## WHAT IS ASKED:
Below is a listing to write out in full, exactly as given, without its pictures.

[Data entries]
== == ==
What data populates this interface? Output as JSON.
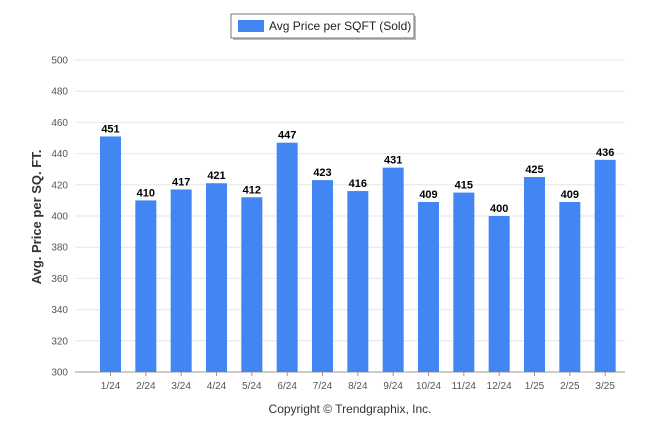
{
  "chart_data": {
    "type": "bar",
    "categories": [
      "1/24",
      "2/24",
      "3/24",
      "4/24",
      "5/24",
      "6/24",
      "7/24",
      "8/24",
      "9/24",
      "10/24",
      "11/24",
      "12/24",
      "1/25",
      "2/25",
      "3/25"
    ],
    "series": [
      {
        "name": "Avg Price per SQFT (Sold)",
        "values": [
          451,
          410,
          417,
          421,
          412,
          447,
          423,
          416,
          431,
          409,
          415,
          400,
          425,
          409,
          436
        ]
      }
    ],
    "ylabel": "Avg. Price per SQ. FT.",
    "xlabel": "",
    "ylim": [
      300,
      500
    ],
    "yticks": [
      300,
      320,
      340,
      360,
      380,
      400,
      420,
      440,
      460,
      480,
      500
    ],
    "grid": true,
    "legend_position": "top-center",
    "bar_color": "#4286f4",
    "footer": "Copyright © Trendgraphix, Inc."
  }
}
== == ==
## ANSWER BELOW:
What data populates this interface? Output as JSON.
{
  "chart_data": {
    "type": "bar",
    "categories": [
      "1/24",
      "2/24",
      "3/24",
      "4/24",
      "5/24",
      "6/24",
      "7/24",
      "8/24",
      "9/24",
      "10/24",
      "11/24",
      "12/24",
      "1/25",
      "2/25",
      "3/25"
    ],
    "series": [
      {
        "name": "Avg Price per SQFT (Sold)",
        "values": [
          451,
          410,
          417,
          421,
          412,
          447,
          423,
          416,
          431,
          409,
          415,
          400,
          425,
          409,
          436
        ]
      }
    ],
    "ylabel": "Avg. Price per SQ. FT.",
    "xlabel": "",
    "ylim": [
      300,
      500
    ],
    "yticks": [
      300,
      320,
      340,
      360,
      380,
      400,
      420,
      440,
      460,
      480,
      500
    ],
    "grid": true,
    "legend_position": "top-center",
    "bar_color": "#4286f4",
    "footer": "Copyright © Trendgraphix, Inc."
  }
}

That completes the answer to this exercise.